- [DATA ENTRIES]

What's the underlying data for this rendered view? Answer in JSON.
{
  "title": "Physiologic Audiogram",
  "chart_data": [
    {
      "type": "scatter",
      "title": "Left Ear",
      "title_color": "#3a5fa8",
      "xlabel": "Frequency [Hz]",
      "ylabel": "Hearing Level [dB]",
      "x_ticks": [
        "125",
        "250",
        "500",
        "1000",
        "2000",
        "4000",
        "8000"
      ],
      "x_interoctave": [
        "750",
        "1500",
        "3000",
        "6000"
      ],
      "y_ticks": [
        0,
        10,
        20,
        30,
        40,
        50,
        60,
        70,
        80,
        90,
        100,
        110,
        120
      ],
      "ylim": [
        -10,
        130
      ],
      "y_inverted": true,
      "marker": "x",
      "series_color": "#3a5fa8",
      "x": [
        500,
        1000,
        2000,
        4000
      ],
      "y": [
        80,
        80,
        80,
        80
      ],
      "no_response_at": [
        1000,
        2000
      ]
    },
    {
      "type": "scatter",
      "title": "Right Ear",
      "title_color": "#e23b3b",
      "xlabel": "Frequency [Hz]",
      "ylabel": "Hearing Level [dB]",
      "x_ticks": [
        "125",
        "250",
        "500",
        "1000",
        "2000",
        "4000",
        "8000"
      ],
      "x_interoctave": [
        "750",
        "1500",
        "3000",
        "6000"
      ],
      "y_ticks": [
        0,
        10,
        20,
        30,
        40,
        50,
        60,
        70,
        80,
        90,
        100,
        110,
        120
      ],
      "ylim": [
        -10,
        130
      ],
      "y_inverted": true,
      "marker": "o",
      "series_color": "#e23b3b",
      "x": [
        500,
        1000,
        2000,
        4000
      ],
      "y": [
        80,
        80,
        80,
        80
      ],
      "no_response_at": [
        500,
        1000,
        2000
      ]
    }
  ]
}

- [TASK TO CARRY OUT] Copy out the whole listing, exactly as written.

- [REPLY TO THE EXERCISE]
What's the underlying data for this rendered view? Answer in JSON.
{
  "title": "Physiologic Audiogram",
  "chart_data": [
    {
      "type": "scatter",
      "title": "Left Ear",
      "title_color": "#3a5fa8",
      "xlabel": "Frequency [Hz]",
      "ylabel": "Hearing Level [dB]",
      "x_ticks": [
        "125",
        "250",
        "500",
        "1000",
        "2000",
        "4000",
        "8000"
      ],
      "x_interoctave": [
        "750",
        "1500",
        "3000",
        "6000"
      ],
      "y_ticks": [
        0,
        10,
        20,
        30,
        40,
        50,
        60,
        70,
        80,
        90,
        100,
        110,
        120
      ],
      "ylim": [
        -10,
        130
      ],
      "y_inverted": true,
      "marker": "x",
      "series_color": "#3a5fa8",
      "x": [
        500,
        1000,
        2000,
        4000
      ],
      "y": [
        80,
        80,
        80,
        80
      ],
      "no_response_at": [
        1000,
        2000
      ]
    },
    {
      "type": "scatter",
      "title": "Right Ear",
      "title_color": "#e23b3b",
      "xlabel": "Frequency [Hz]",
      "ylabel": "Hearing Level [dB]",
      "x_ticks": [
        "125",
        "250",
        "500",
        "1000",
        "2000",
        "4000",
        "8000"
      ],
      "x_interoctave": [
        "750",
        "1500",
        "3000",
        "6000"
      ],
      "y_ticks": [
        0,
        10,
        20,
        30,
        40,
        50,
        60,
        70,
        80,
        90,
        100,
        110,
        120
      ],
      "ylim": [
        -10,
        130
      ],
      "y_inverted": true,
      "marker": "o",
      "series_color": "#e23b3b",
      "x": [
        500,
        1000,
        2000,
        4000
      ],
      "y": [
        80,
        80,
        80,
        80
      ],
      "no_response_at": [
        500,
        1000,
        2000
      ]
    }
  ]
}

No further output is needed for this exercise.